EXERCISE DESCRIPTION:
Return the records, each one exactly as written.
┌──
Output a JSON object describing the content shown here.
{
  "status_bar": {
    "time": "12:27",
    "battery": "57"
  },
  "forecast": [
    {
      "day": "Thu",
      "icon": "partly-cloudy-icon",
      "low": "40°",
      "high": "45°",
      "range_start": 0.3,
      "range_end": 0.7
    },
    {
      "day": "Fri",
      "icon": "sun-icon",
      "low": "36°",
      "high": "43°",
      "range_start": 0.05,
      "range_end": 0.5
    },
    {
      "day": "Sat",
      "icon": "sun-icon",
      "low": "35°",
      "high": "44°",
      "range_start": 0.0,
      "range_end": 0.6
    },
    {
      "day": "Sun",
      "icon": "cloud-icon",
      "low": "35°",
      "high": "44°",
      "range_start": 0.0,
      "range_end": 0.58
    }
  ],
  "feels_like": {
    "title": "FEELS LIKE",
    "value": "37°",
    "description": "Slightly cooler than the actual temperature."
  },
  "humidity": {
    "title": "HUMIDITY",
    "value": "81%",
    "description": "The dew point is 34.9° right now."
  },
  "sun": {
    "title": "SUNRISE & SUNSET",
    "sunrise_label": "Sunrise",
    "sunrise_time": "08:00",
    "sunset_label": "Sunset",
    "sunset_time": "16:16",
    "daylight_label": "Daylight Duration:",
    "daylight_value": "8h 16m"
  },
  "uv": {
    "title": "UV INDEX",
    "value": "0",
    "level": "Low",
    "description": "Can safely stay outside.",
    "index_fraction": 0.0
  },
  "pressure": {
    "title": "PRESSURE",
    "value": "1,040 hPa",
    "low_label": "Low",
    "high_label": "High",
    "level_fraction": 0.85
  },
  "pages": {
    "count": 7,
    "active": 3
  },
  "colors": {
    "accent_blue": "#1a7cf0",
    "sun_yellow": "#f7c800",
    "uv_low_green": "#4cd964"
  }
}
└──
EXPECTED ANSWER:
Output a JSON object describing the content shown here.
{
  "status_bar": {
    "time": "12:27",
    "battery": "57"
  },
  "forecast": [
    {
      "day": "Thu",
      "icon": "partly-cloudy-icon",
      "low": "40°",
      "high": "45°",
      "range_start": 0.3,
      "range_end": 0.7
    },
    {
      "day": "Fri",
      "icon": "sun-icon",
      "low": "36°",
      "high": "43°",
      "range_start": 0.05,
      "range_end": 0.5
    },
    {
      "day": "Sat",
      "icon": "sun-icon",
      "low": "35°",
      "high": "44°",
      "range_start": 0.0,
      "range_end": 0.6
    },
    {
      "day": "Sun",
      "icon": "cloud-icon",
      "low": "35°",
      "high": "44°",
      "range_start": 0.0,
      "range_end": 0.58
    }
  ],
  "feels_like": {
    "title": "FEELS LIKE",
    "value": "37°",
    "description": "Slightly cooler than the actual temperature."
  },
  "humidity": {
    "title": "HUMIDITY",
    "value": "81%",
    "description": "The dew point is 34.9° right now."
  },
  "sun": {
    "title": "SUNRISE & SUNSET",
    "sunrise_label": "Sunrise",
    "sunrise_time": "08:00",
    "sunset_label": "Sunset",
    "sunset_time": "16:16",
    "daylight_label": "Daylight Duration:",
    "daylight_value": "8h 16m"
  },
  "uv": {
    "title": "UV INDEX",
    "value": "0",
    "level": "Low",
    "description": "Can safely stay outside.",
    "index_fraction": 0.0
  },
  "pressure": {
    "title": "PRESSURE",
    "value": "1,040 hPa",
    "low_label": "Low",
    "high_label": "High",
    "level_fraction": 0.85
  },
  "pages": {
    "count": 7,
    "active": 3
  },
  "colors": {
    "accent_blue": "#1a7cf0",
    "sun_yellow": "#f7c800",
    "uv_low_green": "#4cd964"
  }
}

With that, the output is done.